**What is being asked:**
Output every entry exactly, from the first line to the last.

----

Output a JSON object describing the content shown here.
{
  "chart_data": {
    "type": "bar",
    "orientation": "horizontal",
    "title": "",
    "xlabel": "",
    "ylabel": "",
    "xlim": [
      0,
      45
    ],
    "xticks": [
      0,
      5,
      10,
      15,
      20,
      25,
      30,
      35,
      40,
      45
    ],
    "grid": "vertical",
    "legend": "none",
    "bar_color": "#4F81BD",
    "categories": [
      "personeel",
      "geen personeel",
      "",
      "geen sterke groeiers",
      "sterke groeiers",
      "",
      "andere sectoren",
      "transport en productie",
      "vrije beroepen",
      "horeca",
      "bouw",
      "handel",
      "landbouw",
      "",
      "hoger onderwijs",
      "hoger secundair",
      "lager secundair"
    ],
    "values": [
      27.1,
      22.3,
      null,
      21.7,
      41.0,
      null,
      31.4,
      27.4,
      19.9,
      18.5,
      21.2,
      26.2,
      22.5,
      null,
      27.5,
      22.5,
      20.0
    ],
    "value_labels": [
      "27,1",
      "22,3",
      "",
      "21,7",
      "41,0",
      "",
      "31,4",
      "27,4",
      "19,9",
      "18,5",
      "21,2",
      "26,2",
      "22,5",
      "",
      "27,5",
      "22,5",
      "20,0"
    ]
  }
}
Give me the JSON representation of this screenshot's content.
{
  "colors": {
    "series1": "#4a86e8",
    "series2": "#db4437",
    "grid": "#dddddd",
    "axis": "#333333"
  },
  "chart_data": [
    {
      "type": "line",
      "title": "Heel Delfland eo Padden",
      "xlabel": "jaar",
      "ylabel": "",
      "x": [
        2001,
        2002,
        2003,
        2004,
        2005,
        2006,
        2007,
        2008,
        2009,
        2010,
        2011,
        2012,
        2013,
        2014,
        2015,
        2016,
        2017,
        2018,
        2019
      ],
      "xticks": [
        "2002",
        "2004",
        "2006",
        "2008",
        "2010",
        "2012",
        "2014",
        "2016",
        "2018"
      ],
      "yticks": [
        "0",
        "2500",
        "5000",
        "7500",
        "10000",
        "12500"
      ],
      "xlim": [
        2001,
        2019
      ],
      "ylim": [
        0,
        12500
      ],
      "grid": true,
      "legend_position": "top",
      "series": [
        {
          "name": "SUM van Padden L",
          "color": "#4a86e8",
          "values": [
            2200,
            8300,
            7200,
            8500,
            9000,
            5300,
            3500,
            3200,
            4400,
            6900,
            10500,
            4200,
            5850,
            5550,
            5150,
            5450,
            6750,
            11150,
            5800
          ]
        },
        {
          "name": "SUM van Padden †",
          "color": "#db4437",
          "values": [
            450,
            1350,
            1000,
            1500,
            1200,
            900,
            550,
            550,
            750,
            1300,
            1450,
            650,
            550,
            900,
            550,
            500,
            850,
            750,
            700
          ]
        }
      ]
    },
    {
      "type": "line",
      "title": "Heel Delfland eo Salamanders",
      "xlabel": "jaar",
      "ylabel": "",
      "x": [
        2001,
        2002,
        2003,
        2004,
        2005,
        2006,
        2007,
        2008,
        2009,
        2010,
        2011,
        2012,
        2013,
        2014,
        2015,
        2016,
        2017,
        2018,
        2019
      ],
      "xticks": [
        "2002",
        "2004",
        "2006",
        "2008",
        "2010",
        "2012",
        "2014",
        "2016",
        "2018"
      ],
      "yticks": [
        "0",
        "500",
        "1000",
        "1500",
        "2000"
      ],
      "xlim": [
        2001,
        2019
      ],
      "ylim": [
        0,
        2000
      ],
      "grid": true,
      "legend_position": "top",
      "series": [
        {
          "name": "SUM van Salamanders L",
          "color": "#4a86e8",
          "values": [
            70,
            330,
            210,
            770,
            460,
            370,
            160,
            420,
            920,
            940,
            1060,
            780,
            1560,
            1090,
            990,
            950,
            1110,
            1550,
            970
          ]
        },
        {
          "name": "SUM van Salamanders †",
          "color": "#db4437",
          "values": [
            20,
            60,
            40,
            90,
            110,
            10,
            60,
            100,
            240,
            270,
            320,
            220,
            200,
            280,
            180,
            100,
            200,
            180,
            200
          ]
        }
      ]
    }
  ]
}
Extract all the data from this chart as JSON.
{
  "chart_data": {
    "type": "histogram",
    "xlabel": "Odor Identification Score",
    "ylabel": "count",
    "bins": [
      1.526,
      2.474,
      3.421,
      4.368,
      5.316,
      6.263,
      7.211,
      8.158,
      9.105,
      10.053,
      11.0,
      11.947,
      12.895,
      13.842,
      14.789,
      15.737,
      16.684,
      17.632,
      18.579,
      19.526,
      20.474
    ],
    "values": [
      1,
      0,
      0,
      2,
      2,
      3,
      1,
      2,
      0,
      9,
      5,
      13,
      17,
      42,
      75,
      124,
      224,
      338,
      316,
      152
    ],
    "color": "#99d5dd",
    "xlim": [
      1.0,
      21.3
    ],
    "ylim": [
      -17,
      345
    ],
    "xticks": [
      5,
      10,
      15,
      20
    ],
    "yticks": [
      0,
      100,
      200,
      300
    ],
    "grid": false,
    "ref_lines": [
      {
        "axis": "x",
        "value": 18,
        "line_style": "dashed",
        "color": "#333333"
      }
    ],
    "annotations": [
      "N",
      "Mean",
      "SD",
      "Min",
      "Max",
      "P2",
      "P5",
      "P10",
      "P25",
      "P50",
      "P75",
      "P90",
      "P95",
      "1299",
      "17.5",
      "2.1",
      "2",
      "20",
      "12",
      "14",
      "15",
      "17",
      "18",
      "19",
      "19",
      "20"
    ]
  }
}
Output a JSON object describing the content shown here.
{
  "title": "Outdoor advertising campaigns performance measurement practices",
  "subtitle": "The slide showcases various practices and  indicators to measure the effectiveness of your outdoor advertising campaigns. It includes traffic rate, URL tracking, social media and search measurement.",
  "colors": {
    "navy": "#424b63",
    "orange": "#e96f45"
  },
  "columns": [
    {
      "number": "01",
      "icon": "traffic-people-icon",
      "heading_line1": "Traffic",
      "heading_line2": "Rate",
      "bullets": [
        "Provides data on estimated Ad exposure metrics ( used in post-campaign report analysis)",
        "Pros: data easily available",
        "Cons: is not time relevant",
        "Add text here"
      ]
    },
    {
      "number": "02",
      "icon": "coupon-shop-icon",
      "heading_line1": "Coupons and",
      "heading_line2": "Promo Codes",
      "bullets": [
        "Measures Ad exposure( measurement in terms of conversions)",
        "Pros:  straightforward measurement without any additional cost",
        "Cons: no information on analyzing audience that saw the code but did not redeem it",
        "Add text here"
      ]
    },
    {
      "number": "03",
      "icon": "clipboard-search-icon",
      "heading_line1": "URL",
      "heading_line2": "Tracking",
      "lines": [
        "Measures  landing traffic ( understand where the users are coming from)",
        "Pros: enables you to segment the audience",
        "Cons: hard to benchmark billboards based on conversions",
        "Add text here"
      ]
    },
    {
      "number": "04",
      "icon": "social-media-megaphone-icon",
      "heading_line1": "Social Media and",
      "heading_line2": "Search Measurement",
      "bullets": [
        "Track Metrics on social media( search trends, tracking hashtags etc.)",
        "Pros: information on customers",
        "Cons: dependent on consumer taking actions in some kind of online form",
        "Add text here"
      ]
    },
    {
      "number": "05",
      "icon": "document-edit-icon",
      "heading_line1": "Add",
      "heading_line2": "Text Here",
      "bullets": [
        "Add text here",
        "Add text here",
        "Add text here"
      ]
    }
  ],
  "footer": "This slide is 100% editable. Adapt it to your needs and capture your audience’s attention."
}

----

**Solution for this exercise:**
Output a JSON object describing the content shown here.
{
  "chart_data": {
    "type": "bar",
    "orientation": "horizontal",
    "title": "",
    "xlabel": "",
    "ylabel": "",
    "xlim": [
      0,
      45
    ],
    "xticks": [
      0,
      5,
      10,
      15,
      20,
      25,
      30,
      35,
      40,
      45
    ],
    "grid": "vertical",
    "legend": "none",
    "bar_color": "#4F81BD",
    "categories": [
      "personeel",
      "geen personeel",
      "",
      "geen sterke groeiers",
      "sterke groeiers",
      "",
      "andere sectoren",
      "transport en productie",
      "vrije beroepen",
      "horeca",
      "bouw",
      "handel",
      "landbouw",
      "",
      "hoger onderwijs",
      "hoger secundair",
      "lager secundair"
    ],
    "values": [
      27.1,
      22.3,
      null,
      21.7,
      41.0,
      null,
      31.4,
      27.4,
      19.9,
      18.5,
      21.2,
      26.2,
      22.5,
      null,
      27.5,
      22.5,
      20.0
    ],
    "value_labels": [
      "27,1",
      "22,3",
      "",
      "21,7",
      "41,0",
      "",
      "31,4",
      "27,4",
      "19,9",
      "18,5",
      "21,2",
      "26,2",
      "22,5",
      "",
      "27,5",
      "22,5",
      "20,0"
    ]
  }
}
Give me the JSON representation of this screenshot's content.
{
  "colors": {
    "series1": "#4a86e8",
    "series2": "#db4437",
    "grid": "#dddddd",
    "axis": "#333333"
  },
  "chart_data": [
    {
      "type": "line",
      "title": "Heel Delfland eo Padden",
      "xlabel": "jaar",
      "ylabel": "",
      "x": [
        2001,
        2002,
        2003,
        2004,
        2005,
        2006,
        2007,
        2008,
        2009,
        2010,
        2011,
        2012,
        2013,
        2014,
        2015,
        2016,
        2017,
        2018,
        2019
      ],
      "xticks": [
        "2002",
        "2004",
        "2006",
        "2008",
        "2010",
        "2012",
        "2014",
        "2016",
        "2018"
      ],
      "yticks": [
        "0",
        "2500",
        "5000",
        "7500",
        "10000",
        "12500"
      ],
      "xlim": [
        2001,
        2019
      ],
      "ylim": [
        0,
        12500
      ],
      "grid": true,
      "legend_position": "top",
      "series": [
        {
          "name": "SUM van Padden L",
          "color": "#4a86e8",
          "values": [
            2200,
            8300,
            7200,
            8500,
            9000,
            5300,
            3500,
            3200,
            4400,
            6900,
            10500,
            4200,
            5850,
            5550,
            5150,
            5450,
            6750,
            11150,
            5800
          ]
        },
        {
          "name": "SUM van Padden †",
          "color": "#db4437",
          "values": [
            450,
            1350,
            1000,
            1500,
            1200,
            900,
            550,
            550,
            750,
            1300,
            1450,
            650,
            550,
            900,
            550,
            500,
            850,
            750,
            700
          ]
        }
      ]
    },
    {
      "type": "line",
      "title": "Heel Delfland eo Salamanders",
      "xlabel": "jaar",
      "ylabel": "",
      "x": [
        2001,
        2002,
        2003,
        2004,
        2005,
        2006,
        2007,
        2008,
        2009,
        2010,
        2011,
        2012,
        2013,
        2014,
        2015,
        2016,
        2017,
        2018,
        2019
      ],
      "xticks": [
        "2002",
        "2004",
        "2006",
        "2008",
        "2010",
        "2012",
        "2014",
        "2016",
        "2018"
      ],
      "yticks": [
        "0",
        "500",
        "1000",
        "1500",
        "2000"
      ],
      "xlim": [
        2001,
        2019
      ],
      "ylim": [
        0,
        2000
      ],
      "grid": true,
      "legend_position": "top",
      "series": [
        {
          "name": "SUM van Salamanders L",
          "color": "#4a86e8",
          "values": [
            70,
            330,
            210,
            770,
            460,
            370,
            160,
            420,
            920,
            940,
            1060,
            780,
            1560,
            1090,
            990,
            950,
            1110,
            1550,
            970
          ]
        },
        {
          "name": "SUM van Salamanders †",
          "color": "#db4437",
          "values": [
            20,
            60,
            40,
            90,
            110,
            10,
            60,
            100,
            240,
            270,
            320,
            220,
            200,
            280,
            180,
            100,
            200,
            180,
            200
          ]
        }
      ]
    }
  ]
}
Extract all the data from this chart as JSON.
{
  "chart_data": {
    "type": "histogram",
    "xlabel": "Odor Identification Score",
    "ylabel": "count",
    "bins": [
      1.526,
      2.474,
      3.421,
      4.368,
      5.316,
      6.263,
      7.211,
      8.158,
      9.105,
      10.053,
      11.0,
      11.947,
      12.895,
      13.842,
      14.789,
      15.737,
      16.684,
      17.632,
      18.579,
      19.526,
      20.474
    ],
    "values": [
      1,
      0,
      0,
      2,
      2,
      3,
      1,
      2,
      0,
      9,
      5,
      13,
      17,
      42,
      75,
      124,
      224,
      338,
      316,
      152
    ],
    "color": "#99d5dd",
    "xlim": [
      1.0,
      21.3
    ],
    "ylim": [
      -17,
      345
    ],
    "xticks": [
      5,
      10,
      15,
      20
    ],
    "yticks": [
      0,
      100,
      200,
      300
    ],
    "grid": false,
    "ref_lines": [
      {
        "axis": "x",
        "value": 18,
        "line_style": "dashed",
        "color": "#333333"
      }
    ],
    "annotations": [
      "N",
      "Mean",
      "SD",
      "Min",
      "Max",
      "P2",
      "P5",
      "P10",
      "P25",
      "P50",
      "P75",
      "P90",
      "P95",
      "1299",
      "17.5",
      "2.1",
      "2",
      "20",
      "12",
      "14",
      "15",
      "17",
      "18",
      "19",
      "19",
      "20"
    ]
  }
}
Output a JSON object describing the content shown here.
{
  "title": "Outdoor advertising campaigns performance measurement practices",
  "subtitle": "The slide showcases various practices and  indicators to measure the effectiveness of your outdoor advertising campaigns. It includes traffic rate, URL tracking, social media and search measurement.",
  "colors": {
    "navy": "#424b63",
    "orange": "#e96f45"
  },
  "columns": [
    {
      "number": "01",
      "icon": "traffic-people-icon",
      "heading_line1": "Traffic",
      "heading_line2": "Rate",
      "bullets": [
        "Provides data on estimated Ad exposure metrics ( used in post-campaign report analysis)",
        "Pros: data easily available",
        "Cons: is not time relevant",
        "Add text here"
      ]
    },
    {
      "number": "02",
      "icon": "coupon-shop-icon",
      "heading_line1": "Coupons and",
      "heading_line2": "Promo Codes",
      "bullets": [
        "Measures Ad exposure( measurement in terms of conversions)",
        "Pros:  straightforward measurement without any additional cost",
        "Cons: no information on analyzing audience that saw the code but did not redeem it",
        "Add text here"
      ]
    },
    {
      "number": "03",
      "icon": "clipboard-search-icon",
      "heading_line1": "URL",
      "heading_line2": "Tracking",
      "lines": [
        "Measures  landing traffic ( understand where the users are coming from)",
        "Pros: enables you to segment the audience",
        "Cons: hard to benchmark billboards based on conversions",
        "Add text here"
      ]
    },
    {
      "number": "04",
      "icon": "social-media-megaphone-icon",
      "heading_line1": "Social Media and",
      "heading_line2": "Search Measurement",
      "bullets": [
        "Track Metrics on social media( search trends, tracking hashtags etc.)",
        "Pros: information on customers",
        "Cons: dependent on consumer taking actions in some kind of online form",
        "Add text here"
      ]
    },
    {
      "number": "05",
      "icon": "document-edit-icon",
      "heading_line1": "Add",
      "heading_line2": "Text Here",
      "bullets": [
        "Add text here",
        "Add text here",
        "Add text here"
      ]
    }
  ],
  "footer": "This slide is 100% editable. Adapt it to your needs and capture your audience’s attention."
}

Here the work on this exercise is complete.